> [Exercise brief] Read the data and repeat all of it exactly.

> [Input]
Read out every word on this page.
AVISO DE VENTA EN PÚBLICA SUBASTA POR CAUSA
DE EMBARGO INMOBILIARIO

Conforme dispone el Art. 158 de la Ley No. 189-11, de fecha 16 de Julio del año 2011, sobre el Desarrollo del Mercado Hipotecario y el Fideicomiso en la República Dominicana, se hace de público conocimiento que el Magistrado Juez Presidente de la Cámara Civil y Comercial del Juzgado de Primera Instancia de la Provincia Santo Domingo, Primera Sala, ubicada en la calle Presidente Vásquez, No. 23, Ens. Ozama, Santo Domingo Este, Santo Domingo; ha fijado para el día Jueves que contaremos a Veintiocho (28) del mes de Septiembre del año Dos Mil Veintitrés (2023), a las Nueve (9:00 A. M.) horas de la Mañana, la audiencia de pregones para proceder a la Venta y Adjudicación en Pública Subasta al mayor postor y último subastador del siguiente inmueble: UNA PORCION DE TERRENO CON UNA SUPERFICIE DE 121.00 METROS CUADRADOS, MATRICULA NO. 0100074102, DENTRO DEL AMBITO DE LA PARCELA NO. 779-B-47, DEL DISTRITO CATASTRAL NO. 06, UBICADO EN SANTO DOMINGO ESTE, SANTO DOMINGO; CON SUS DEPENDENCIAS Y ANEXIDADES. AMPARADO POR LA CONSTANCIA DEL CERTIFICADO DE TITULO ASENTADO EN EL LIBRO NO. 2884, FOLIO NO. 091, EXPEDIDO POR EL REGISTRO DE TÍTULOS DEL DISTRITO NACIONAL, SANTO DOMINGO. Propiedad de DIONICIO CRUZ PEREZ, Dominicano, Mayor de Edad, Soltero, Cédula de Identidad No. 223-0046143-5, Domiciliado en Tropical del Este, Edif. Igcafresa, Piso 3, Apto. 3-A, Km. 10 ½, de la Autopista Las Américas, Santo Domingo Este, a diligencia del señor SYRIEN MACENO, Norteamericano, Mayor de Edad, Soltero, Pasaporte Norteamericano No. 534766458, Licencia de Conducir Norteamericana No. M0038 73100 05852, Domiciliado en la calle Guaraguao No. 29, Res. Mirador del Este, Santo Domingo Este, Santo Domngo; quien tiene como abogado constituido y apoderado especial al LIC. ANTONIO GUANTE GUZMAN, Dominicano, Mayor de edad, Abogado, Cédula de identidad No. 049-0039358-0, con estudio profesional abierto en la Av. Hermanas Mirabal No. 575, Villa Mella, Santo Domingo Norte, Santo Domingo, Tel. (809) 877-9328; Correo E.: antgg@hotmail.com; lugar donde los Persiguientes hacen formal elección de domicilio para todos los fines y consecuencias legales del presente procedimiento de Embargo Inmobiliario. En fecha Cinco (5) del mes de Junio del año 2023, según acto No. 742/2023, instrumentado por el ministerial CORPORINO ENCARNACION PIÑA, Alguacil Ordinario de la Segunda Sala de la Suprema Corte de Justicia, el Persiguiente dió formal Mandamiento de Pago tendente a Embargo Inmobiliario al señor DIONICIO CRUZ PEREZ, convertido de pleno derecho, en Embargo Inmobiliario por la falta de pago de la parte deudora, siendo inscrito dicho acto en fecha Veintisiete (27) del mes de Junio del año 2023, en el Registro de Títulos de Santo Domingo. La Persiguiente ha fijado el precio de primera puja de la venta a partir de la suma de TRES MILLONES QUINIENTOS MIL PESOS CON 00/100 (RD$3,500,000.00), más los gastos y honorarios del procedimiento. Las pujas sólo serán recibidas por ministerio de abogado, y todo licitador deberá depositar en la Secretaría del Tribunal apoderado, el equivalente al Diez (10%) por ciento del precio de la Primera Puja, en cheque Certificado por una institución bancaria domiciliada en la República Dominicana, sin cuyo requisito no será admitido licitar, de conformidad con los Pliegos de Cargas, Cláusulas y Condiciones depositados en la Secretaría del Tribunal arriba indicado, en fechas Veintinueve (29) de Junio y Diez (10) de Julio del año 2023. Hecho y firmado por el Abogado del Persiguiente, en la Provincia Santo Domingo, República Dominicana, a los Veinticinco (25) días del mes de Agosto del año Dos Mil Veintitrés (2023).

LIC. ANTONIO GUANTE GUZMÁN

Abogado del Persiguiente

> [Output below]
Read out every word on this page.
AVISO DE VENTA EN PÚBLICA SUBASTA POR CAUSA
DE EMBARGO INMOBILIARIO

Conforme dispone el Art. 158 de la Ley No. 189-11, de fecha 16 de Julio del año 2011, sobre el Desarrollo del Mercado Hipotecario y el Fideicomiso en la República Dominicana, se hace de público conocimiento que el Magistrado Juez Presidente de la Cámara Civil y Comercial del Juzgado de Primera Instancia de la Provincia Santo Domingo, Primera Sala, ubicada en la calle Presidente Vásquez, No. 23, Ens. Ozama, Santo Domingo Este, Santo Domingo; ha fijado para el día Jueves que contaremos a Veintiocho (28) del mes de Septiembre del año Dos Mil Veintitrés (2023), a las Nueve (9:00 A. M.) horas de la Mañana, la audiencia de pregones para proceder a la Venta y Adjudicación en Pública Subasta al mayor postor y último subastador del siguiente inmueble: UNA PORCION DE TERRENO CON UNA SUPERFICIE DE 121.00 METROS CUADRADOS, MATRICULA NO. 0100074102, DENTRO DEL AMBITO DE LA PARCELA NO. 779-B-47, DEL DISTRITO CATASTRAL NO. 06, UBICADO EN SANTO DOMINGO ESTE, SANTO DOMINGO; CON SUS DEPENDENCIAS Y ANEXIDADES. AMPARADO POR LA CONSTANCIA DEL CERTIFICADO DE TITULO ASENTADO EN EL LIBRO NO. 2884, FOLIO NO. 091, EXPEDIDO POR EL REGISTRO DE TÍTULOS DEL DISTRITO NACIONAL, SANTO DOMINGO. Propiedad de DIONICIO CRUZ PEREZ, Dominicano, Mayor de Edad, Soltero, Cédula de Identidad No. 223-0046143-5, Domiciliado en Tropical del Este, Edif. Igcafresa, Piso 3, Apto. 3-A, Km. 10 ½, de la Autopista Las Américas, Santo Domingo Este, a diligencia del señor SYRIEN MACENO, Norteamericano, Mayor de Edad, Soltero, Pasaporte Norteamericano No. 534766458, Licencia de Conducir Norteamericana No. M0038 73100 05852, Domiciliado en la calle Guaraguao No. 29, Res. Mirador del Este, Santo Domingo Este, Santo Domngo; quien tiene como abogado constituido y apoderado especial al LIC. ANTONIO GUANTE GUZMAN, Dominicano, Mayor de edad, Abogado, Cédula de identidad No. 049-0039358-0, con estudio profesional abierto en la Av. Hermanas Mirabal No. 575, Villa Mella, Santo Domingo Norte, Santo Domingo, Tel. (809) 877-9328; Correo E.: antgg@hotmail.com; lugar donde los Persiguientes hacen formal elección de domicilio para todos los fines y consecuencias legales del presente procedimiento de Embargo Inmobiliario. En fecha Cinco (5) del mes de Junio del año 2023, según acto No. 742/2023, instrumentado por el ministerial CORPORINO ENCARNACION PIÑA, Alguacil Ordinario de la Segunda Sala de la Suprema Corte de Justicia, el Persiguiente dió formal Mandamiento de Pago tendente a Embargo Inmobiliario al señor DIONICIO CRUZ PEREZ, convertido de pleno derecho, en Embargo Inmobiliario por la falta de pago de la parte deudora, siendo inscrito dicho acto en fecha Veintisiete (27) del mes de Junio del año 2023, en el Registro de Títulos de Santo Domingo. La Persiguiente ha fijado el precio de primera puja de la venta a partir de la suma de TRES MILLONES QUINIENTOS MIL PESOS CON 00/100 (RD$3,500,000.00), más los gastos y honorarios del procedimiento. Las pujas sólo serán recibidas por ministerio de abogado, y todo licitador deberá depositar en la Secretaría del Tribunal apoderado, el equivalente al Diez (10%) por ciento del precio de la Primera Puja, en cheque Certificado por una institución bancaria domiciliada en la República Dominicana, sin cuyo requisito no será admitido licitar, de conformidad con los Pliegos de Cargas, Cláusulas y Condiciones depositados en la Secretaría del Tribunal arriba indicado, en fechas Veintinueve (29) de Junio y Diez (10) de Julio del año 2023. Hecho y firmado por el Abogado del Persiguiente, en la Provincia Santo Domingo, República Dominicana, a los Veinticinco (25) días del mes de Agosto del año Dos Mil Veintitrés (2023).

LIC. ANTONIO GUANTE GUZMÁN

Abogado del Persiguiente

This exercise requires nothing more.